Wherever the word "нагрузок" turns up in a line of the entries, copy that line.

*-*-*

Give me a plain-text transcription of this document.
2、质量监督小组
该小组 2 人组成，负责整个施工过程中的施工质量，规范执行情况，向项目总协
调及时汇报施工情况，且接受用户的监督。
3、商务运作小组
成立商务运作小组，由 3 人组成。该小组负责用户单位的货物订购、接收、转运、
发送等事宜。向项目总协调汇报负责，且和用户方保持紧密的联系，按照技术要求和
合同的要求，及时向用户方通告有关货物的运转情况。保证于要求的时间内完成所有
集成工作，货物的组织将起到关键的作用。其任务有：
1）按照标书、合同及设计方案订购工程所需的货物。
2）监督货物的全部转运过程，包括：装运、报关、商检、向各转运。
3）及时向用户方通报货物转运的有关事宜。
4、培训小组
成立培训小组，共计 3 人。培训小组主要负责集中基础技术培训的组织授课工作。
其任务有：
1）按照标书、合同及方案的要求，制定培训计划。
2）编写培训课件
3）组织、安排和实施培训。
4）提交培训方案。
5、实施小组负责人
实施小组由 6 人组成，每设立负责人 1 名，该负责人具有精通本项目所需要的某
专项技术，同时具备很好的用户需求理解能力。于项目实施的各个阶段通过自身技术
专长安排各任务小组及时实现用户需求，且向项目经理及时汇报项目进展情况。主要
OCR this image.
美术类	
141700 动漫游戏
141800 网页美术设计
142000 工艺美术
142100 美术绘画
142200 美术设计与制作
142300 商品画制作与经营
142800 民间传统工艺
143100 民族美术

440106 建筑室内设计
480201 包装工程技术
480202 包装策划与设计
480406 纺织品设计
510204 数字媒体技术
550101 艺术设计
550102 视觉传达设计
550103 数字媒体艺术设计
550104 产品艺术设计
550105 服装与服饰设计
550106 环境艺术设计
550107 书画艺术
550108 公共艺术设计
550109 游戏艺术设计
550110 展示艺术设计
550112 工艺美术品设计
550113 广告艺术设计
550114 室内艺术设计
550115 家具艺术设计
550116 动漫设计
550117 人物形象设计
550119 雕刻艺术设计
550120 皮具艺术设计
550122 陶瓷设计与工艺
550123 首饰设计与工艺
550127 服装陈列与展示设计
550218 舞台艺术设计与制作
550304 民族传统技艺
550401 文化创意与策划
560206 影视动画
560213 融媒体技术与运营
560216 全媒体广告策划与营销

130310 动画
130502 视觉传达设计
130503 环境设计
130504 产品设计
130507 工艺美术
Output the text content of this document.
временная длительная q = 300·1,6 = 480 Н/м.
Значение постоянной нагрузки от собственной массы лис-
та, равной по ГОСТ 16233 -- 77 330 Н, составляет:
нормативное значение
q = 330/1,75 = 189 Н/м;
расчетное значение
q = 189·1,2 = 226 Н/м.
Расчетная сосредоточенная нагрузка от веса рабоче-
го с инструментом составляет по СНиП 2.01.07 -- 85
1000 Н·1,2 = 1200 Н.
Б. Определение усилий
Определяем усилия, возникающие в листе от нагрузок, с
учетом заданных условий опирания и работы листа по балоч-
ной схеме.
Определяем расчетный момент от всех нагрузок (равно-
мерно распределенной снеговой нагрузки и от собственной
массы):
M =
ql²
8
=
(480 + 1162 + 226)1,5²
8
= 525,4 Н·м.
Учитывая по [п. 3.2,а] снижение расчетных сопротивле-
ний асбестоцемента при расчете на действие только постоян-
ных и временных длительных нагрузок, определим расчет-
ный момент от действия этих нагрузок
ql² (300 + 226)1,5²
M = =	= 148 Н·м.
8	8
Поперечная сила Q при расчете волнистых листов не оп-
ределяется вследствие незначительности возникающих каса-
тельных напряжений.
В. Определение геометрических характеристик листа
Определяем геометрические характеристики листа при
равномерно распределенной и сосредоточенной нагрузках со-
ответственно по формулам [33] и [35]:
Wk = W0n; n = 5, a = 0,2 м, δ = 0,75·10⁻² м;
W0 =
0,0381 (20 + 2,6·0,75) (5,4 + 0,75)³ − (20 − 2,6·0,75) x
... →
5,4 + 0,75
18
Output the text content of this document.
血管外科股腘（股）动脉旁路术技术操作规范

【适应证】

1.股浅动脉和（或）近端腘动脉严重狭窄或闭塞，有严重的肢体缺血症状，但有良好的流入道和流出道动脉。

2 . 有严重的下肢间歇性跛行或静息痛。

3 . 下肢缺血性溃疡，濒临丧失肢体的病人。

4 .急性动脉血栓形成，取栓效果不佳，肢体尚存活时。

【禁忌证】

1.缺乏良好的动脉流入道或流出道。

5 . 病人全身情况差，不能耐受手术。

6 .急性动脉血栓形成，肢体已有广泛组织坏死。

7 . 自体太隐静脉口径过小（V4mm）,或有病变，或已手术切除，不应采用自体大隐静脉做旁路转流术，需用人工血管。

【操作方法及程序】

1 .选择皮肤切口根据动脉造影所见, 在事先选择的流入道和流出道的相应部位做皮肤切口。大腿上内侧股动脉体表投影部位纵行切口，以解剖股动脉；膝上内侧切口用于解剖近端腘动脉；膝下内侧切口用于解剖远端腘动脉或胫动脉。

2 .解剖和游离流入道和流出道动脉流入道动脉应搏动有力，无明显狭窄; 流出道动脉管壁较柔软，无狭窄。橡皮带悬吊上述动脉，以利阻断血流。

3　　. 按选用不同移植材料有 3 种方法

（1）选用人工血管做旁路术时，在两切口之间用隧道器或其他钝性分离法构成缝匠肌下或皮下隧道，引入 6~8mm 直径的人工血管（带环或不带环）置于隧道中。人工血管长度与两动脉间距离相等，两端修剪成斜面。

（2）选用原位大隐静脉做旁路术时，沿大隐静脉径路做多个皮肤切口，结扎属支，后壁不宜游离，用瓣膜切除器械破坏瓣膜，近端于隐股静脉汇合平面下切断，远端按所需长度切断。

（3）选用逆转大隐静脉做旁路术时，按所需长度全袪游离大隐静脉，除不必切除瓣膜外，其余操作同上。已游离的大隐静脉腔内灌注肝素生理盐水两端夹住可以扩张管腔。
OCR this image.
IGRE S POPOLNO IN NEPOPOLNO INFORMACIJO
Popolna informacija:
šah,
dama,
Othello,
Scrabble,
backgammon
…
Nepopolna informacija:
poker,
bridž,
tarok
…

*-*-*

## Answer to the problem
Определяем усилия, возникающие в листе от нагрузок, с
Определяем расчетный момент от всех нагрузок (равно-
ных и временных длительных нагрузок, определим расчет-
ный момент от действия этих нагрузок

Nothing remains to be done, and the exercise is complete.